- Consegna dell'esercizio: Indicare quante righe dei record riportati di seguito contengono la stringa "shape", distinguendo tra maiuscole e minuscole. Rispondere soltanto con il numero.

------ Dati per l'esercizio

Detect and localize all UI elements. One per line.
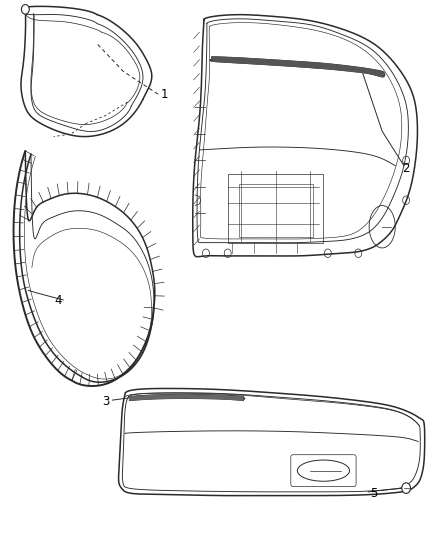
Circle shape: [402, 483, 410, 494]
Text: 1: 1: [161, 87, 168, 101]
Polygon shape: [212, 57, 385, 77]
Polygon shape: [130, 395, 243, 400]
Text: 3: 3: [102, 395, 110, 408]
Text: 2: 2: [403, 162, 410, 175]
Bar: [228, 174, 323, 243]
Text: 5: 5: [370, 487, 377, 500]
Circle shape: [21, 5, 29, 14]
Text: 4: 4: [54, 294, 62, 308]
Bar: [239, 184, 313, 237]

------------

- Soluzione dell'esercizio: 4